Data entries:
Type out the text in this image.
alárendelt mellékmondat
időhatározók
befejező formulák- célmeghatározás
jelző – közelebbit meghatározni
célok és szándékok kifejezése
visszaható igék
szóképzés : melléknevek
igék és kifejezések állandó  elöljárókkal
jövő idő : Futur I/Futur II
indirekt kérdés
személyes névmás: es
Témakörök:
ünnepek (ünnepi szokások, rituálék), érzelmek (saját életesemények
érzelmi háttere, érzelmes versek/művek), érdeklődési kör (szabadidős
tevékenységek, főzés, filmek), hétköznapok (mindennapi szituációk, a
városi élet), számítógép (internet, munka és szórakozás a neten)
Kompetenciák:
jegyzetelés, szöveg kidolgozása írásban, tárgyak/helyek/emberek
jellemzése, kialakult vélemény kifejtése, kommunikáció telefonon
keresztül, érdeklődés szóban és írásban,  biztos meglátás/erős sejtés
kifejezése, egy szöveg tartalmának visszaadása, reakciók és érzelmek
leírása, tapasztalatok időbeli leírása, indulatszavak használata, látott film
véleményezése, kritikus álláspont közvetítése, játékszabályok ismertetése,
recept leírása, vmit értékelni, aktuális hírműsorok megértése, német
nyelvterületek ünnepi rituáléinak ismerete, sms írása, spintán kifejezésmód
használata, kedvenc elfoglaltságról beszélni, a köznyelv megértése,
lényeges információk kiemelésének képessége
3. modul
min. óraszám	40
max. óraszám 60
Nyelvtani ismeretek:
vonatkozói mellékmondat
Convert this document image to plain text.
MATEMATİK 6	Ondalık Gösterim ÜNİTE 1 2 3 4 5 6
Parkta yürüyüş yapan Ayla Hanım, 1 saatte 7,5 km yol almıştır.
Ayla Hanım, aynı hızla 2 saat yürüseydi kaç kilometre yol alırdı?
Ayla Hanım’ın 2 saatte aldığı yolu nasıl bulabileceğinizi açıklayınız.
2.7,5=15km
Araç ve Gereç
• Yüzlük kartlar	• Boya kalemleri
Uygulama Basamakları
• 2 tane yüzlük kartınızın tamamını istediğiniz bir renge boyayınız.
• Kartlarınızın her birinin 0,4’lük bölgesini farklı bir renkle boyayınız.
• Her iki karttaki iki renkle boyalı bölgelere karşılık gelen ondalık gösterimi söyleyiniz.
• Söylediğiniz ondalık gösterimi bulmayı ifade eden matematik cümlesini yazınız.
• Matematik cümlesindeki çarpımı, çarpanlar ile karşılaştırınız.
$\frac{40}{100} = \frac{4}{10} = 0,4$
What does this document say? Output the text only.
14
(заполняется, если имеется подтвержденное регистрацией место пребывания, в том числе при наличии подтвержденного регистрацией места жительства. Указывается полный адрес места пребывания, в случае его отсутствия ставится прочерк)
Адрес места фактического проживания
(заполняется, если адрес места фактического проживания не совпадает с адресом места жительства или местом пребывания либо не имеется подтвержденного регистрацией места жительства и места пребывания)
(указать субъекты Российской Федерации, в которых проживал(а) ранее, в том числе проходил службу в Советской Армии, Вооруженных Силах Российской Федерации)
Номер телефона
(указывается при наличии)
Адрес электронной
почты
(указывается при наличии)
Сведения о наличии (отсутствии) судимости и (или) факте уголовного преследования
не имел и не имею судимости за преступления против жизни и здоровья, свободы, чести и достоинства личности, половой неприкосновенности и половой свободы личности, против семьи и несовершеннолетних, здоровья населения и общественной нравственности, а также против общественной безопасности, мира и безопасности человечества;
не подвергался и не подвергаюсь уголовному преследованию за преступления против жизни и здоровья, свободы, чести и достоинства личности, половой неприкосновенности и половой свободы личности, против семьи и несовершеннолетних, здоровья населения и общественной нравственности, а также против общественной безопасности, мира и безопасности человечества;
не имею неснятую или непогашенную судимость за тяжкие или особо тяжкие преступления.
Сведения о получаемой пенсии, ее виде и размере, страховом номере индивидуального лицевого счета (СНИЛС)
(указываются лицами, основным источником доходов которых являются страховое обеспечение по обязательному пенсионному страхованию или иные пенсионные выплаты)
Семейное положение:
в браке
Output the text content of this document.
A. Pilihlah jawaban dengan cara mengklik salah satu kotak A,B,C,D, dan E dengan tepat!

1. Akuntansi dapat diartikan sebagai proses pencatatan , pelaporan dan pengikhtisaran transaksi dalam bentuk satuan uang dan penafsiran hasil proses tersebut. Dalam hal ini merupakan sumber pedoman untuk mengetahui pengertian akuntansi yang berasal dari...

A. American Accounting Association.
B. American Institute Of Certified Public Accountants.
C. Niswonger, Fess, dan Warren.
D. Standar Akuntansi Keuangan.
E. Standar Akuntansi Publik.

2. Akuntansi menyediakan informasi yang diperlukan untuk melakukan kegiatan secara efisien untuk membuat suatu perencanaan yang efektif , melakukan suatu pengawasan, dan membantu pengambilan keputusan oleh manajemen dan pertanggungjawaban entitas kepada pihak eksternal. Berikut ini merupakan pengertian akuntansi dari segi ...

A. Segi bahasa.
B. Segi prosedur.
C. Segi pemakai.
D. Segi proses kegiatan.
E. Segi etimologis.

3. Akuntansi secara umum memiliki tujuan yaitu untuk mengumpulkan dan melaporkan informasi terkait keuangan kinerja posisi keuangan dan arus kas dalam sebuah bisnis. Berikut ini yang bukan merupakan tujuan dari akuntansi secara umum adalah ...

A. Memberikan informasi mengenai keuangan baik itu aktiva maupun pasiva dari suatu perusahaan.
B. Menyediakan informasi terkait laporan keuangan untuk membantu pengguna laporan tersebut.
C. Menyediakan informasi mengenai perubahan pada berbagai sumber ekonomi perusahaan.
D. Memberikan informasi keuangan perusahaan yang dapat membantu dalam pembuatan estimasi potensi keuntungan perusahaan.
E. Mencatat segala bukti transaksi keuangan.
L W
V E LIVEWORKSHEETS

▸ Set exercise: Count how many lines of the data include the word "szöveg". Your reply should be that number alone.

▸ Result of the exercise: 2